- _YOUR GOAL_: Identify every line in the records below that contains the word "Zeitraum", and reproduce each one.

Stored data
--- Start ---
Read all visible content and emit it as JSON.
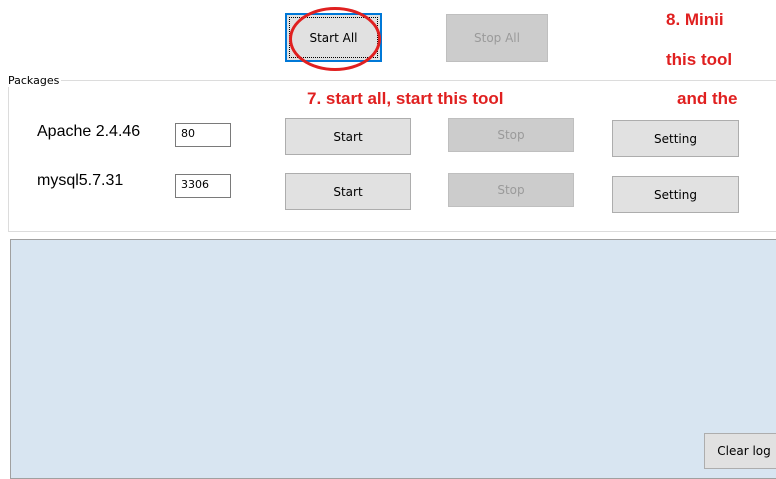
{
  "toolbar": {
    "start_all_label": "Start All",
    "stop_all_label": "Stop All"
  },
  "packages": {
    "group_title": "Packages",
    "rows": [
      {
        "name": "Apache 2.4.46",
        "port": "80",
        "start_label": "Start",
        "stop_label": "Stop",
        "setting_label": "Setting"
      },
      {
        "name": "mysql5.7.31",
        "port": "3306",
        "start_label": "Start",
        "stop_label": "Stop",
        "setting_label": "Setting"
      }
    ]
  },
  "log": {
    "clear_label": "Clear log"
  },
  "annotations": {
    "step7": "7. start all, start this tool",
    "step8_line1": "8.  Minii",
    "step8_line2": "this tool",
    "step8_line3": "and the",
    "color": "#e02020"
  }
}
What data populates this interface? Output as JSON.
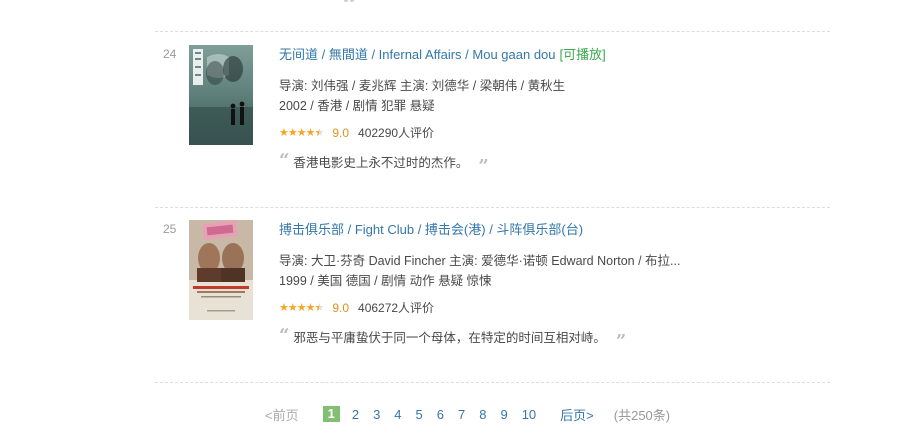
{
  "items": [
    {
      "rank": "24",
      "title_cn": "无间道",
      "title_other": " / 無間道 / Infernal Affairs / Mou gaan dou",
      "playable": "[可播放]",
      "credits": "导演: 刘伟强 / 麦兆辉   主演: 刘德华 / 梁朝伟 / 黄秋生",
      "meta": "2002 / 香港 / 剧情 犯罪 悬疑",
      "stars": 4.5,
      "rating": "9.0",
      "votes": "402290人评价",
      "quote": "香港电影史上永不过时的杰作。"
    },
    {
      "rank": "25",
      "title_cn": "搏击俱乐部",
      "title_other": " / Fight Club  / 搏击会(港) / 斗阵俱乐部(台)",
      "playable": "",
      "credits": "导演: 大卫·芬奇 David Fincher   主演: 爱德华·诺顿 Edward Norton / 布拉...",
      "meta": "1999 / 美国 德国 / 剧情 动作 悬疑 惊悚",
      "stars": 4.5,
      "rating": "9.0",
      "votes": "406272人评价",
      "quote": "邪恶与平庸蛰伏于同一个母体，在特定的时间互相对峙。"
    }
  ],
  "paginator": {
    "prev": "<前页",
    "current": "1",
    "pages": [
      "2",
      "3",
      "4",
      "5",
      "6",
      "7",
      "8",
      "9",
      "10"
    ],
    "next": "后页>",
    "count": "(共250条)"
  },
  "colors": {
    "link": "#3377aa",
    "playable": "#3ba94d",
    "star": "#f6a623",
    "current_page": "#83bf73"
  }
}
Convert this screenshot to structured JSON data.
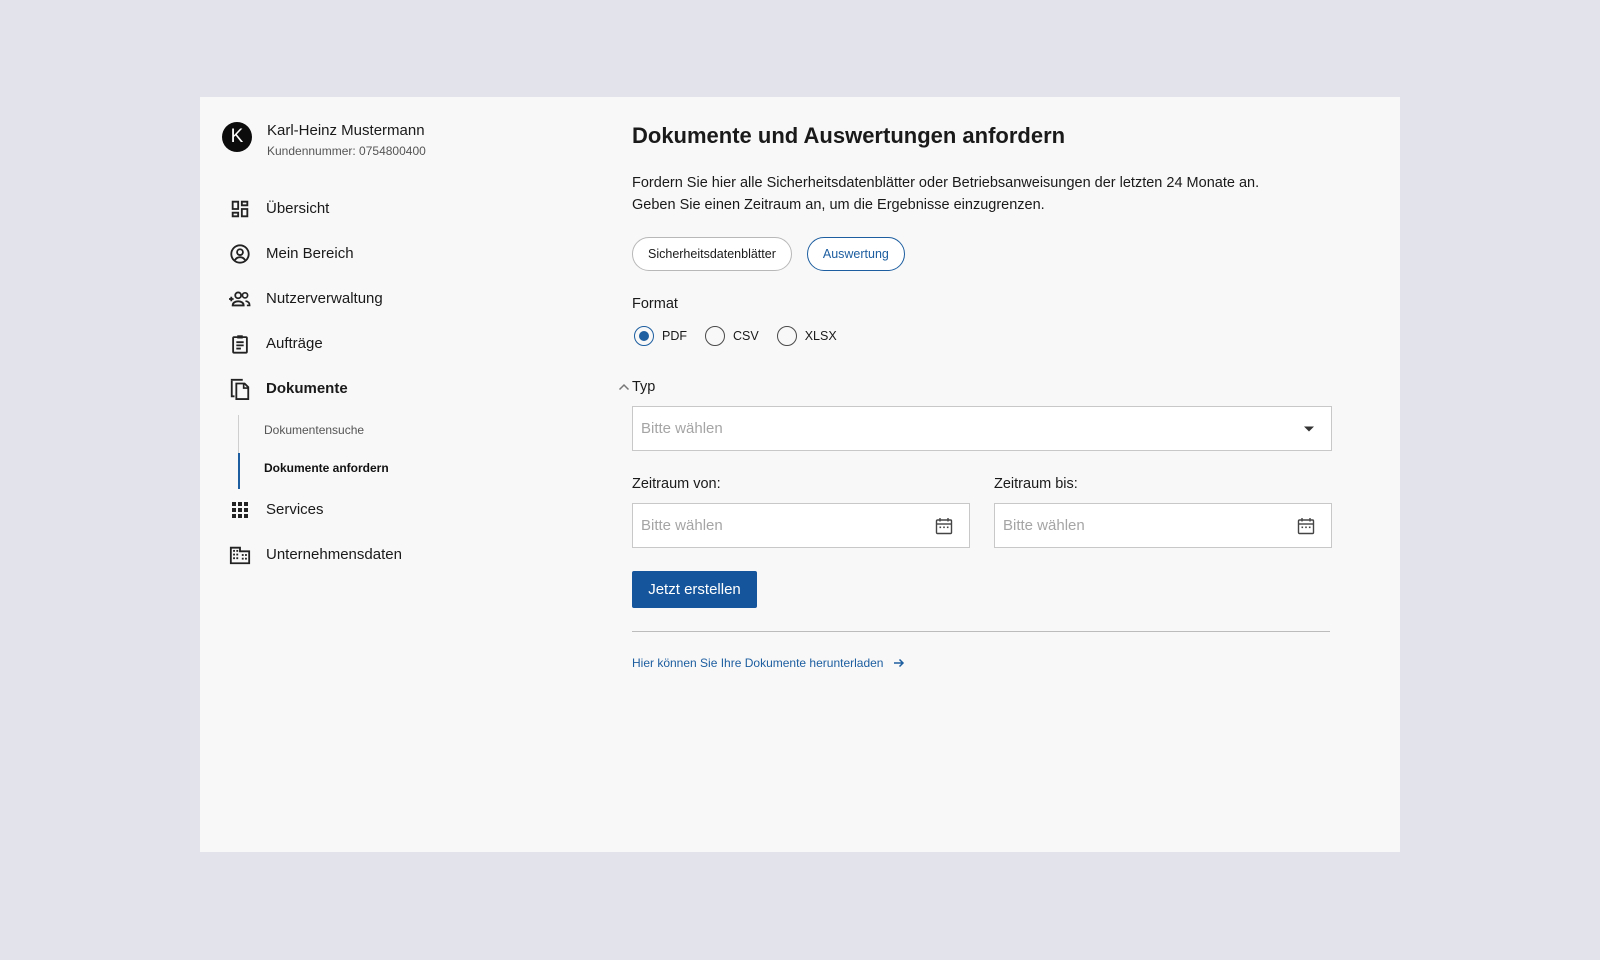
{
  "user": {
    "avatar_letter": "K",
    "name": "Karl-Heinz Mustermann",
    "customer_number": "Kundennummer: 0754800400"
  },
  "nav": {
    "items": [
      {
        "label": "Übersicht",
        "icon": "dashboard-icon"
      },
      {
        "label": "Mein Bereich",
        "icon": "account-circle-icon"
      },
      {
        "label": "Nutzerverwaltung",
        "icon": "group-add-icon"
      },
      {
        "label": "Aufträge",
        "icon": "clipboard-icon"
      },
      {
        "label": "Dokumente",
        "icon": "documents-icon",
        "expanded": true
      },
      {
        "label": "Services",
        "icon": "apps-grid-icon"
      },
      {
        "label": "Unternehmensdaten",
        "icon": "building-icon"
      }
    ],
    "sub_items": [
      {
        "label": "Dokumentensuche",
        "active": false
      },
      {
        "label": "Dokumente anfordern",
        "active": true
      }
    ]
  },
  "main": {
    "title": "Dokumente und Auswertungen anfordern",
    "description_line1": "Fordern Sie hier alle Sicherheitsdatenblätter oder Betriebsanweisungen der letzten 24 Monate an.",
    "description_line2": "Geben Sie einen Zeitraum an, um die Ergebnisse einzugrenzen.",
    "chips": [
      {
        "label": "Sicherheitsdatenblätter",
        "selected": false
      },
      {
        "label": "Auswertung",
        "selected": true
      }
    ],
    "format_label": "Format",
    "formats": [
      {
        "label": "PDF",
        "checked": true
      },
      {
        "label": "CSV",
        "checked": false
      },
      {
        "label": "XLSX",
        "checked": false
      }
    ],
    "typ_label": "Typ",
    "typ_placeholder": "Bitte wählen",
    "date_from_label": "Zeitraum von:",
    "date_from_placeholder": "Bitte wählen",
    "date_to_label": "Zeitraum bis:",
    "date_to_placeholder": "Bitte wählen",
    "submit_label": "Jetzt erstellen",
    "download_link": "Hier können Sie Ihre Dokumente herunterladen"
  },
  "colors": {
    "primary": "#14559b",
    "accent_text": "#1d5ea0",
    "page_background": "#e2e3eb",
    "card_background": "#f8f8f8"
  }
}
--- End ---
--- Start ---
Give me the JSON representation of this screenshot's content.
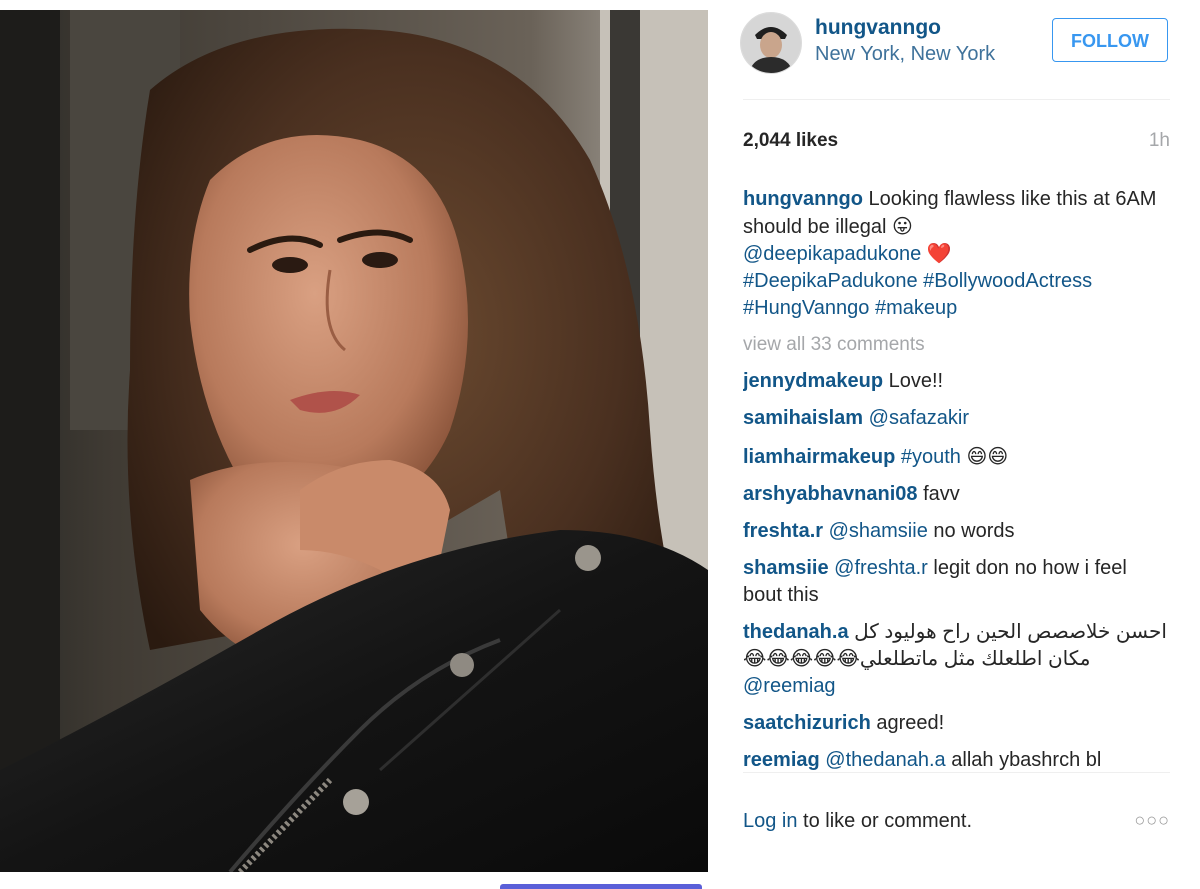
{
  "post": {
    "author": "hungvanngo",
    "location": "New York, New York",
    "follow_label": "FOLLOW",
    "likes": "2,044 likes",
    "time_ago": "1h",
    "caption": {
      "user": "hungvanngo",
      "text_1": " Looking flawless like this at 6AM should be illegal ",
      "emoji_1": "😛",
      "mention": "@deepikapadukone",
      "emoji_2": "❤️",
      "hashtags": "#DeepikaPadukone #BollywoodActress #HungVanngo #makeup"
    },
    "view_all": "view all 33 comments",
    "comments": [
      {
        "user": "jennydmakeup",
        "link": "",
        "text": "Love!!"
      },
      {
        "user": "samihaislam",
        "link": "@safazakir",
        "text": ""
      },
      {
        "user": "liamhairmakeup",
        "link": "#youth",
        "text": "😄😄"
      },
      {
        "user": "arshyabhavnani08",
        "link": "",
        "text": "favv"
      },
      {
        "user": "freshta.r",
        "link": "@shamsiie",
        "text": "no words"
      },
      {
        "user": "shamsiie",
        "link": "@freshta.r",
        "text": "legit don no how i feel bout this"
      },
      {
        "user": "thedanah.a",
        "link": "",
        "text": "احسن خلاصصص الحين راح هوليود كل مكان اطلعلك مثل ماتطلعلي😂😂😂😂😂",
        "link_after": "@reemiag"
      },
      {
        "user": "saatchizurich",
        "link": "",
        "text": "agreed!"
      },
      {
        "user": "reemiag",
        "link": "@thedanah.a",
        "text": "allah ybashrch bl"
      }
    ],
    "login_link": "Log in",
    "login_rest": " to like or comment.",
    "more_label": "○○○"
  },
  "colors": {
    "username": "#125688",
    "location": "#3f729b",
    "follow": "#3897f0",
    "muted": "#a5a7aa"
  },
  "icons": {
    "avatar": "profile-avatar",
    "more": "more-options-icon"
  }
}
--- End ---
- _RESPONSE TO THIS EXERCISE_:
    "description_line2": "Geben Sie einen Zeitraum an, um die Ergebnisse einzugrenzen.",
    "date_from_label": "Zeitraum von:",
    "date_to_label": "Zeitraum bis:",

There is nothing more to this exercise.